* begin Selected text *
[llvm-dev] [RFC][PIR] Parallel LLVM IR -- Stage 0 -- IR

Hal Finkel via llvm-dev llvm-dev at lists.llvm.org
Wed Mar 8 08:52:16 PST 2017


(adding the subject back to this thread)


On 03/08/2017 10:50 AM, Tian, Xinmin wrote:
> A quick update, we have been looking through all LLVM passes to identify the impact of "IR-region annotation", and interaction issues with the rest of LoopOpt and scalarOpt, e.g.  interaction with vectorization when you have schedule(simd:guided: 64). What are the common properties for optimizer to know on IR-region annotations. We have our implementation working from O0, O1, O2 to O3. So far, the changes we made in the existing LLVM opt passes are < 200 LOC. ClangFE to executable end-to-end linked our omp library, and we also updated our implementation using token/tag on the intrinsics based on feedback from Google (David) and Xilinx (Hongbin). I am still owe Mehdi some answers.
>
> One feedback for PIR RFC, putting "fork" into loop body does not work for loop vectorizer, it shuts down vectorization, this is the same issue as MIT's scheme.
* end Selected text *
• Set problem
Reproduce the full PIR mailing-list post above, word for word. The lines after this point come from a different source than the PIR mailing-list post.
* begin Raw data *
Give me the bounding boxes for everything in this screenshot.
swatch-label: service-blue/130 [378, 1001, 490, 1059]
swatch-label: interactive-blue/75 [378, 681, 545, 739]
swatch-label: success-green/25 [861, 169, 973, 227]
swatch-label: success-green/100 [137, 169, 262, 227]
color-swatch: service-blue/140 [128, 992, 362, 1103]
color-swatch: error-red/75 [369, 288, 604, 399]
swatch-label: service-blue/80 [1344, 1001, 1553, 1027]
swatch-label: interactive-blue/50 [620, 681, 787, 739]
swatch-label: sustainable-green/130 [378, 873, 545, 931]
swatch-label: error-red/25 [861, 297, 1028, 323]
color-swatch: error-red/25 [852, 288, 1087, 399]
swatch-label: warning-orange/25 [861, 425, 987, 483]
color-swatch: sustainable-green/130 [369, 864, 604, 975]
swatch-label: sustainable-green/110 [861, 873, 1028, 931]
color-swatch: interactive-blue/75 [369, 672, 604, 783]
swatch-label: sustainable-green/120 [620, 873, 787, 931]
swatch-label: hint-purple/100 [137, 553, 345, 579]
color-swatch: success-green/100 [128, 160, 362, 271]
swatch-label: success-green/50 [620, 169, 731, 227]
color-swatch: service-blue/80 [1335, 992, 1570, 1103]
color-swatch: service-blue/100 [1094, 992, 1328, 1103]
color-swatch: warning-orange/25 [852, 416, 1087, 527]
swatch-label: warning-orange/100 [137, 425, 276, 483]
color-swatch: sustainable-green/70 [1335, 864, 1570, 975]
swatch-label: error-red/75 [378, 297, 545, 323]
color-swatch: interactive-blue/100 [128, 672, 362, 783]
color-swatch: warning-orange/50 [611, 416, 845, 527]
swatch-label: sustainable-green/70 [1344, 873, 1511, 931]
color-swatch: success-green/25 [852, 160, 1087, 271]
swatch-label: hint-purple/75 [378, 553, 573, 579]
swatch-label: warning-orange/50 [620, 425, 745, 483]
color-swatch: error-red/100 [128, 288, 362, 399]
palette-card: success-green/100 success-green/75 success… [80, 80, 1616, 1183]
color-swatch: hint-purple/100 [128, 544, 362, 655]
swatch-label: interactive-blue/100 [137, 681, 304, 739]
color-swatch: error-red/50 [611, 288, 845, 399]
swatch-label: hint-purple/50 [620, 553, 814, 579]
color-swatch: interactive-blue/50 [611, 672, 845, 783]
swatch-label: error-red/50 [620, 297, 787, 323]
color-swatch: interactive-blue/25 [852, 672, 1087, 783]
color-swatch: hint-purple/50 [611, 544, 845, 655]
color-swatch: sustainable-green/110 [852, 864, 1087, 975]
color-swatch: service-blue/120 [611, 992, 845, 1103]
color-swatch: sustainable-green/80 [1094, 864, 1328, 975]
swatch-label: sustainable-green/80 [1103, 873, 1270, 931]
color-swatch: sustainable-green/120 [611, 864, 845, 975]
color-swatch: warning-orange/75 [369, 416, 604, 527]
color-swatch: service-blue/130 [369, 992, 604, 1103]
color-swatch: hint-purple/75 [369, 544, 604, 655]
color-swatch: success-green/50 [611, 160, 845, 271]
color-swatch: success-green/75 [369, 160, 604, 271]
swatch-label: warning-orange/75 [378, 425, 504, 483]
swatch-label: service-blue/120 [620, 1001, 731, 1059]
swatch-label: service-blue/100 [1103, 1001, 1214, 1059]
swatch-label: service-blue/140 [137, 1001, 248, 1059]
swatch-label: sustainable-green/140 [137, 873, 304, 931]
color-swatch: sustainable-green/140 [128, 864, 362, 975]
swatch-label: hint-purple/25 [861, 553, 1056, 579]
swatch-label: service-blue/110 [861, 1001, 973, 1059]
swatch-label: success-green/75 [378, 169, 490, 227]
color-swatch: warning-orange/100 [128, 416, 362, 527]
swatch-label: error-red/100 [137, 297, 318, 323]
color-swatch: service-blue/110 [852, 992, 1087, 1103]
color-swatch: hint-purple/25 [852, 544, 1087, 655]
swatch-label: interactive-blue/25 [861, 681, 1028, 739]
* end Raw data *
• Task solution
[llvm-dev] [RFC][PIR] Parallel LLVM IR -- Stage 0 -- IR

Hal Finkel via llvm-dev llvm-dev at lists.llvm.org
Wed Mar 8 08:52:16 PST 2017


(adding the subject back to this thread)


On 03/08/2017 10:50 AM, Tian, Xinmin wrote:
> A quick update, we have been looking through all LLVM passes to identify the impact of "IR-region annotation", and interaction issues with the rest of LoopOpt and scalarOpt, e.g.  interaction with vectorization when you have schedule(simd:guided: 64). What are the common properties for optimizer to know on IR-region annotations. We have our implementation working from O0, O1, O2 to O3. So far, the changes we made in the existing LLVM opt passes are < 200 LOC. ClangFE to executable end-to-end linked our omp library, and we also updated our implementation using token/tag on the intrinsics based on feedback from Google (David) and Xilinx (Hongbin). I am still owe Mehdi some answers.
>
> One feedback for PIR RFC, putting "fork" into loop body does not work for loop vectorizer, it shuts down vectorization, this is the same issue as MIT's scheme.